Entries taken from a collection:

┌────────

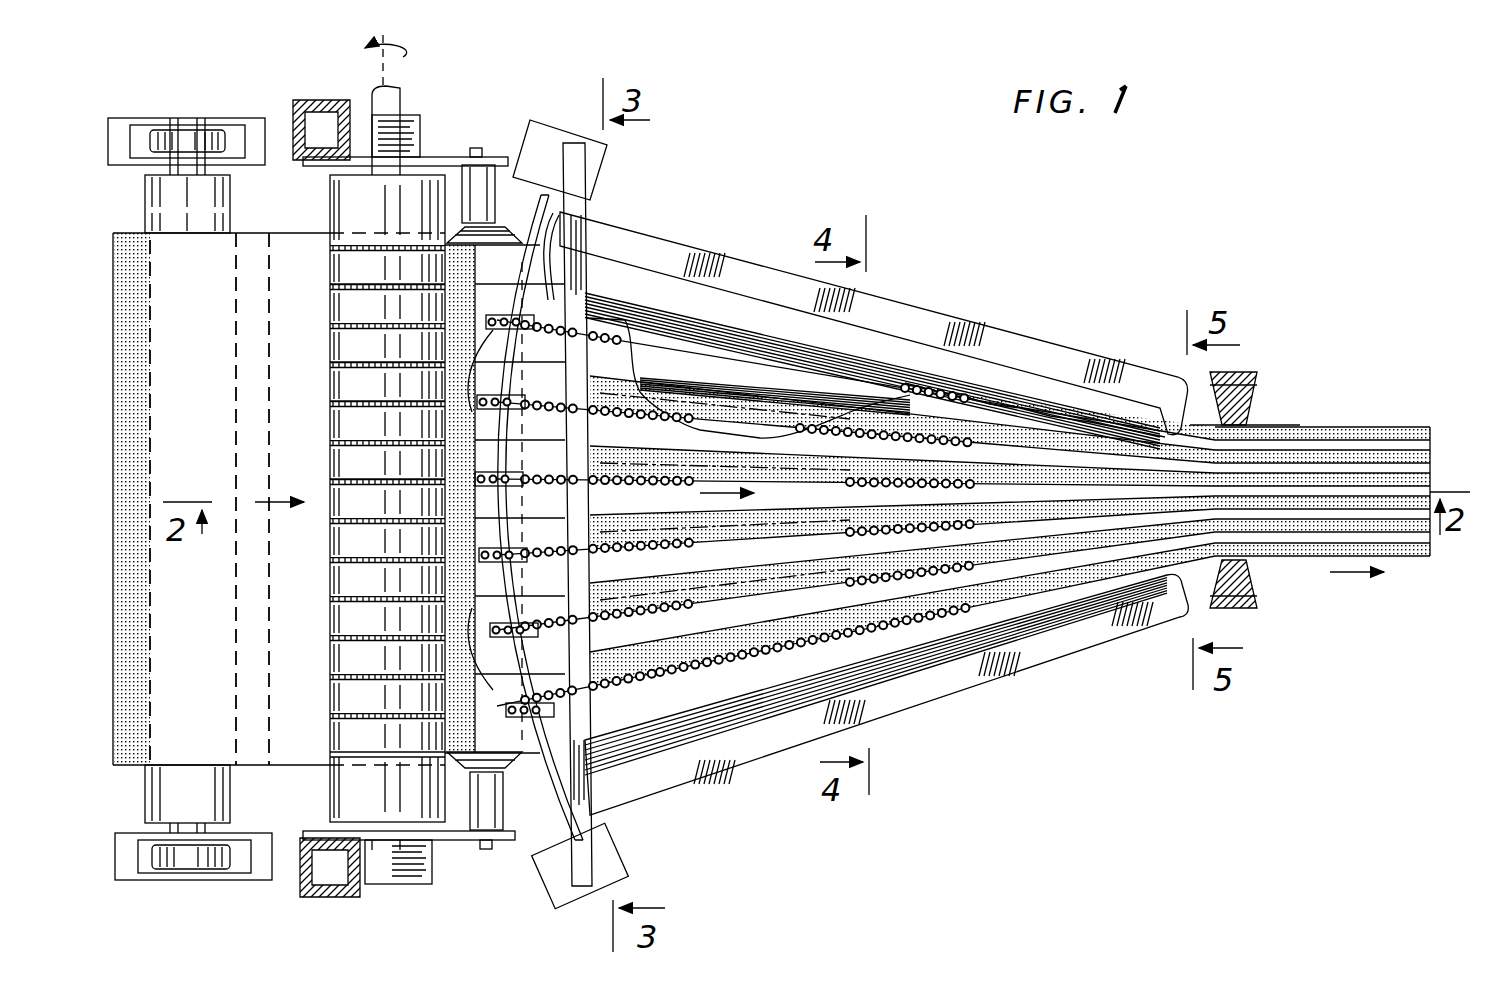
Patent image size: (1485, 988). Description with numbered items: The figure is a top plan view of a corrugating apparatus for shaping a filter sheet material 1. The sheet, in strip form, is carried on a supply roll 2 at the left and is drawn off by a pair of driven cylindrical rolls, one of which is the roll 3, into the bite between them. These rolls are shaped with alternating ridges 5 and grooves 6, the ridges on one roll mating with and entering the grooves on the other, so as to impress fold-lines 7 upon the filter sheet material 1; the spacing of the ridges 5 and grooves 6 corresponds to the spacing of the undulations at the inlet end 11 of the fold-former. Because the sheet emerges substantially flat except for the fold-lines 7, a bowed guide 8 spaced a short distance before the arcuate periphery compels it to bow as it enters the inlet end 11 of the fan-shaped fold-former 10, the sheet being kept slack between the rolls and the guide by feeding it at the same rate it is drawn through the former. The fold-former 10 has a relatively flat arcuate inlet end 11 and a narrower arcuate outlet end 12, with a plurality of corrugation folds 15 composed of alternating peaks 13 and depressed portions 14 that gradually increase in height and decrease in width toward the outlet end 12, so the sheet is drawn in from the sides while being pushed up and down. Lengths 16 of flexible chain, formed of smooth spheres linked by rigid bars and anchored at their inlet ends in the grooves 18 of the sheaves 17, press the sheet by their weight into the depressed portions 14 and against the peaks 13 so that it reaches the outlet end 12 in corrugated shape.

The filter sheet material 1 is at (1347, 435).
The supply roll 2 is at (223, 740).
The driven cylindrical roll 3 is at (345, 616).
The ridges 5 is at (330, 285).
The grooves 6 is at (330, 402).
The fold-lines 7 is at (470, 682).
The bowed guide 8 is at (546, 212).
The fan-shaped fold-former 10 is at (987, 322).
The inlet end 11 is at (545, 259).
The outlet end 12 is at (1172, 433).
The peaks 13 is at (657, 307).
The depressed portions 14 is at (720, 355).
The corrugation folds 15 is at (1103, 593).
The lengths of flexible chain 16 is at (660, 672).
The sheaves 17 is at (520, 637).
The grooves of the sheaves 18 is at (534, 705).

└────────
┌────────

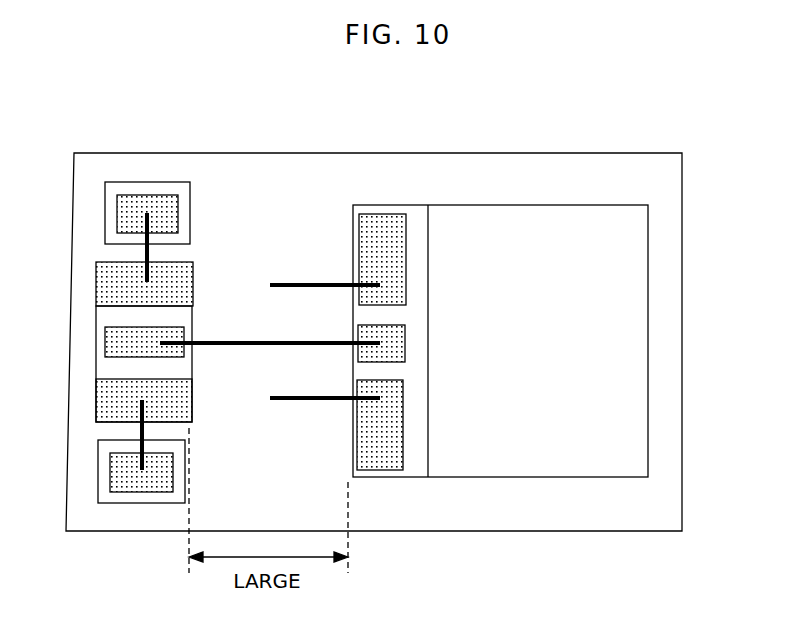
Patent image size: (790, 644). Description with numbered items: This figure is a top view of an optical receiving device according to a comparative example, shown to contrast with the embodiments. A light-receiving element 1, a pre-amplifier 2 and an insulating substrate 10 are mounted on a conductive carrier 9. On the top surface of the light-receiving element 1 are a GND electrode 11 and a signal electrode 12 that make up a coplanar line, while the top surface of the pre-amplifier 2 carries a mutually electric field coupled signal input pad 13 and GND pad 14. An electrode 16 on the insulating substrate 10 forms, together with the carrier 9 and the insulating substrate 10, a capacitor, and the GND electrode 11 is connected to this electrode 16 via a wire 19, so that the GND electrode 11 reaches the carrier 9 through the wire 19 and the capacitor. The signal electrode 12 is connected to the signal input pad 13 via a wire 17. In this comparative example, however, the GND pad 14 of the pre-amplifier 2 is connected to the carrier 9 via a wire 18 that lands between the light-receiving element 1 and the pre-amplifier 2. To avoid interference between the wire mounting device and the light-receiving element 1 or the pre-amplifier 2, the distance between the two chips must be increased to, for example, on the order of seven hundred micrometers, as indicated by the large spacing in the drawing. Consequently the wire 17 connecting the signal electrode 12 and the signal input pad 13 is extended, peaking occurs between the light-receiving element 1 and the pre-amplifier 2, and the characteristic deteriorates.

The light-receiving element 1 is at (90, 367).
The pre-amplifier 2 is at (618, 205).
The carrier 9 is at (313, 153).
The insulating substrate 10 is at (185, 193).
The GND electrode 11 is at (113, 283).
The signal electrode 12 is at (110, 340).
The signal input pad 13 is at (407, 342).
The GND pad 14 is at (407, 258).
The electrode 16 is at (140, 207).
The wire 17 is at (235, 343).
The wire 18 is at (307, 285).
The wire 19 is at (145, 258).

└────────

* _Description of the task_
Express the item lines above as a JSON list of strings, one string per line, leaving out blank lines. Begin at the line that contains "Patent image size: (790, 644)." and stop after the line that contains "The wire 19 is at (145, 258).".

* _Exercise answer_
[
  "Patent image size: (790, 644). Description with numbered items: This figure is a top view of an optical receiving device according to a comparative example, shown to contrast with the embodiments. A light-receiving element 1, a pre-amplifier 2 and an insulating substrate 10 are mounted on a conductive carrier 9. On the top surface of the light-receiving element 1 are a GND electrode 11 and a signal electrode 12 that make up a coplanar line, while the top surface of the pre-amplifier 2 carries a mutually electric field coupled signal input pad 13 and GND pad 14. An electrode 16 on the insulating substrate 10 forms, together with the carrier 9 and the insulating substrate 10, a capacitor, and the GND electrode 11 is connected to this electrode 16 via a wire 19, so that the GND electrode 11 reaches the carrier 9 through the wire 19 and the capacitor. The signal electrode 12 is connected to the signal input pad 13 via a wire 17. In this comparative example, however, the GND pad 14 of the pre-amplifier 2 is connected to the carrier 9 via a wire 18 that lands between the light-receiving element 1 and the pre-amplifier 2. To avoid interference between the wire mounting device and the light-receiving element 1 or the pre-amplifier 2, the distance between the two chips must be increased to, for example, on the order of seven hundred micrometers, as indicated by the large spacing in the drawing. Consequently the wire 17 connecting the signal electrode 12 and the signal input pad 13 is extended, peaking occurs between the light-receiving element 1 and the pre-amplifier 2, and the characteristic deteriorates.",
  "The light-receiving element 1 is at (90, 367).",
  "The pre-amplifier 2 is at (618, 205).",
  "The carrier 9 is at (313, 153).",
  "The insulating substrate 10 is at (185, 193).",
  "The GND electrode 11 is at (113, 283).",
  "The signal electrode 12 is at (110, 340).",
  "The signal input pad 13 is at (407, 342).",
  "The GND pad 14 is at (407, 258).",
  "The electrode 16 is at (140, 207).",
  "The wire 17 is at (235, 343).",
  "The wire 18 is at (307, 285).",
  "The wire 19 is at (145, 258)."
]